TASK DETAILS: Work through the data line by line, gathering every line that has the word "IECC".

········

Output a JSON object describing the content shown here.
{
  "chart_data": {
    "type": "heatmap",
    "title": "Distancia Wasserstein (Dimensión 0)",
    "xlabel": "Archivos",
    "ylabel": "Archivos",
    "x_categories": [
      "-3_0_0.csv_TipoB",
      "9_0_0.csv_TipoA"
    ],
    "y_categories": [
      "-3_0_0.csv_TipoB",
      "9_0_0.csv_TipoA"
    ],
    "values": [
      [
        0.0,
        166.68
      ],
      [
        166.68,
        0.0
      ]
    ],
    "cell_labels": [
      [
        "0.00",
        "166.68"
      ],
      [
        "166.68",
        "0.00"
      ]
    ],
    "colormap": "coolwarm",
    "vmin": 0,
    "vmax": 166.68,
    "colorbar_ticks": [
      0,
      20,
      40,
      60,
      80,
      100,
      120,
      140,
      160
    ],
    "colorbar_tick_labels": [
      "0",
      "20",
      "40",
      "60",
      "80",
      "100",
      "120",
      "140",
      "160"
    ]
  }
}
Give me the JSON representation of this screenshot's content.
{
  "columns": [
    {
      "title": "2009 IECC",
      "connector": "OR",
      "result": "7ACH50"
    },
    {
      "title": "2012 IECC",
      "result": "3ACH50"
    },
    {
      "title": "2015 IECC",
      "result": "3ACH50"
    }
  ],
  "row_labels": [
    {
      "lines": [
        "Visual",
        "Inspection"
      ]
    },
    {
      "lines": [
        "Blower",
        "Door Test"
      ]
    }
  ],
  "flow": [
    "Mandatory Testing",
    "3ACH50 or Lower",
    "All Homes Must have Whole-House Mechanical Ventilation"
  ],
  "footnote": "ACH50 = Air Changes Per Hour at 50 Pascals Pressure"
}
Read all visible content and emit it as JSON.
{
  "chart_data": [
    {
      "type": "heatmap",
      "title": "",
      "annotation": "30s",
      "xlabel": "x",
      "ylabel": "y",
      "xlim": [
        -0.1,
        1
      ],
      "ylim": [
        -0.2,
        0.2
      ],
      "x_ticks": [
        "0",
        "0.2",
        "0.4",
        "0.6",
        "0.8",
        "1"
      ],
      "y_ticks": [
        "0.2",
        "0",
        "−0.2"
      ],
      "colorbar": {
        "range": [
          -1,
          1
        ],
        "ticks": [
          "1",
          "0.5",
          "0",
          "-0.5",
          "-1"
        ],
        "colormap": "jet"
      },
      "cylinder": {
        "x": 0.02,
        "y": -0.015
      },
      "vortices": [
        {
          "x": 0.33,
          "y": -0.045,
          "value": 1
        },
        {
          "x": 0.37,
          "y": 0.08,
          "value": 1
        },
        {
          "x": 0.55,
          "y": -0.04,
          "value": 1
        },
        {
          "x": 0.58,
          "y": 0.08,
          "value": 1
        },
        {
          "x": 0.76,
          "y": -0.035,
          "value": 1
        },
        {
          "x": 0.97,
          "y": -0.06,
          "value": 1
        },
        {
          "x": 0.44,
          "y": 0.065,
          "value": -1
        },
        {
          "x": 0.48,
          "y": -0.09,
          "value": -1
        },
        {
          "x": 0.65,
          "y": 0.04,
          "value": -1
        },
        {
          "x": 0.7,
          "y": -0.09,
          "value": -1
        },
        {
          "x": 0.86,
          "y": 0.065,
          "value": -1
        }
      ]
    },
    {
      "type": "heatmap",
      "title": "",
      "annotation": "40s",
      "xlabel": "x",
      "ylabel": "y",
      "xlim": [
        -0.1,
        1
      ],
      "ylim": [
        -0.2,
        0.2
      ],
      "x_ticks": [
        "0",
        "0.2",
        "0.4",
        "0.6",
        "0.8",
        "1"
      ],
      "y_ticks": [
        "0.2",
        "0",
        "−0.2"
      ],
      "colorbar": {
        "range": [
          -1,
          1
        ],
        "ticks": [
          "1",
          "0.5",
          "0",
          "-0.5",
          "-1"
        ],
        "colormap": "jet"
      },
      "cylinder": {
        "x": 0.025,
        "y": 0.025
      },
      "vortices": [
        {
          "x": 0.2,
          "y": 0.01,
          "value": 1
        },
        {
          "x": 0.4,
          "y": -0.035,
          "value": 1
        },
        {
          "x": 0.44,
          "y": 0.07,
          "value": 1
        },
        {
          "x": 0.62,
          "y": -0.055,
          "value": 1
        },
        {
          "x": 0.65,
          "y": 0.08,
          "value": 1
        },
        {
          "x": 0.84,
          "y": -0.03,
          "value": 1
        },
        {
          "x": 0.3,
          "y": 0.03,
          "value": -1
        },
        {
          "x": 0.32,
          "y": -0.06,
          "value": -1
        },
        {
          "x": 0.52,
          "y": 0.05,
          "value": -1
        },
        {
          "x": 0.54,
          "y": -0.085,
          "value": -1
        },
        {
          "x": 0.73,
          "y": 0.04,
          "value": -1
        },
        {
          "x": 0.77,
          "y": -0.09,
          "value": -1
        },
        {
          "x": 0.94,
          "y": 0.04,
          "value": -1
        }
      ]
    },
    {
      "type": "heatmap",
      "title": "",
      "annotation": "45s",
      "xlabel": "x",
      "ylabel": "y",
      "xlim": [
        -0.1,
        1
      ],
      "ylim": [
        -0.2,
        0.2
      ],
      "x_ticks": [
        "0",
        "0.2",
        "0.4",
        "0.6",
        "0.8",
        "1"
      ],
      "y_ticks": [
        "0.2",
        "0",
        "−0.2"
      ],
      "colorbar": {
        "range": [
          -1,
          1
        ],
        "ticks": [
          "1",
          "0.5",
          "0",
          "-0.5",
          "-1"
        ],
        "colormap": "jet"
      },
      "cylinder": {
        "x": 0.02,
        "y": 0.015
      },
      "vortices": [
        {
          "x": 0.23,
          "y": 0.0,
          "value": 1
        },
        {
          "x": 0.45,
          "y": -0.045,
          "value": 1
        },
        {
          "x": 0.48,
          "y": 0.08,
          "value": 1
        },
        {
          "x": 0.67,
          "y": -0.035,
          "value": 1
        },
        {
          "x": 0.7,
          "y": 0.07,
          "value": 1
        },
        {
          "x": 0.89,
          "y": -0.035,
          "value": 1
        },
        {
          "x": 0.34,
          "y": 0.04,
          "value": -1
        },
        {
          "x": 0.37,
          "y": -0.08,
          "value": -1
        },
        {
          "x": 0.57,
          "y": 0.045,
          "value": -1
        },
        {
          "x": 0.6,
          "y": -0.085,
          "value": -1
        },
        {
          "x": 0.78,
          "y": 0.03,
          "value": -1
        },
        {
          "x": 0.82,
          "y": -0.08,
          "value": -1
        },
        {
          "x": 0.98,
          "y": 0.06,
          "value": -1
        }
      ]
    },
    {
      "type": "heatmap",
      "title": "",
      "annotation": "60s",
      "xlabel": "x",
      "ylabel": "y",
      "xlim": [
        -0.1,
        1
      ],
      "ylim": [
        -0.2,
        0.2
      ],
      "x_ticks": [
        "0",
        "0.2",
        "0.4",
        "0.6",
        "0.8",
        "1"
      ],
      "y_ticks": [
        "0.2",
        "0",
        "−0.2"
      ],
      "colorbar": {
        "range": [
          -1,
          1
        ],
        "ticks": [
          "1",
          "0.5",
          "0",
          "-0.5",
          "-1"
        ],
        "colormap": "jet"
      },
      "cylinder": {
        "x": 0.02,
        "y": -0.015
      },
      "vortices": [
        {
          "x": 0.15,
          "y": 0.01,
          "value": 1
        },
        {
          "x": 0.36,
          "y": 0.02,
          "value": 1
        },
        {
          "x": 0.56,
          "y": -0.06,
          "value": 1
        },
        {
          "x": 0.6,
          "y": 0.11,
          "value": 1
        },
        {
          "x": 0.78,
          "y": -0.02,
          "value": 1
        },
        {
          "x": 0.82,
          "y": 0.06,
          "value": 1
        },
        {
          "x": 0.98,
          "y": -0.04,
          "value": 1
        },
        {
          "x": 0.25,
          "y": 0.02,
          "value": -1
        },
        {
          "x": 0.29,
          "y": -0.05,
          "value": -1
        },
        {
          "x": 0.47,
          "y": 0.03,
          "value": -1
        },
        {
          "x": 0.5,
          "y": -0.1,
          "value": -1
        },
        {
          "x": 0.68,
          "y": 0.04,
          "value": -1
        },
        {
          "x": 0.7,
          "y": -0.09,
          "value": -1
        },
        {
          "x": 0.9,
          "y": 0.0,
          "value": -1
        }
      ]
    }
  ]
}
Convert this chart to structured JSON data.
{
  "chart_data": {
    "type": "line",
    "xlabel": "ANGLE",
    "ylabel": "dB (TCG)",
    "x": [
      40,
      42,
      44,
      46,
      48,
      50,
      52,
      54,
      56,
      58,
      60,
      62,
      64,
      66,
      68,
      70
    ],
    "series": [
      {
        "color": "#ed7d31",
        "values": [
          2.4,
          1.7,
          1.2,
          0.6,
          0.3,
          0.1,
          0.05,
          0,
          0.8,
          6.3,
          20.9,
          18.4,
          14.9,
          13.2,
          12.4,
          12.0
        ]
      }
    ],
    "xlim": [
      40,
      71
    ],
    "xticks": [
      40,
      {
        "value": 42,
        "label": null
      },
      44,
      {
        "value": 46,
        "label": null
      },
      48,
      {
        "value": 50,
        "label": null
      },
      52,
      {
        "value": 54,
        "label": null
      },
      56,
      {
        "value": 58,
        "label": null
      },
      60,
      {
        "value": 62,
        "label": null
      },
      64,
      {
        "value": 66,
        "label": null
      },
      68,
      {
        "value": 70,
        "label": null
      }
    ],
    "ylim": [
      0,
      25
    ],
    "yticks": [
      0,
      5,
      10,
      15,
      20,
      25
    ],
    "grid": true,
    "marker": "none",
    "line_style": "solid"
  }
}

········

CORRECT ANSWER:
      "title": "2009 IECC",
      "title": "2012 IECC",
      "title": "2015 IECC",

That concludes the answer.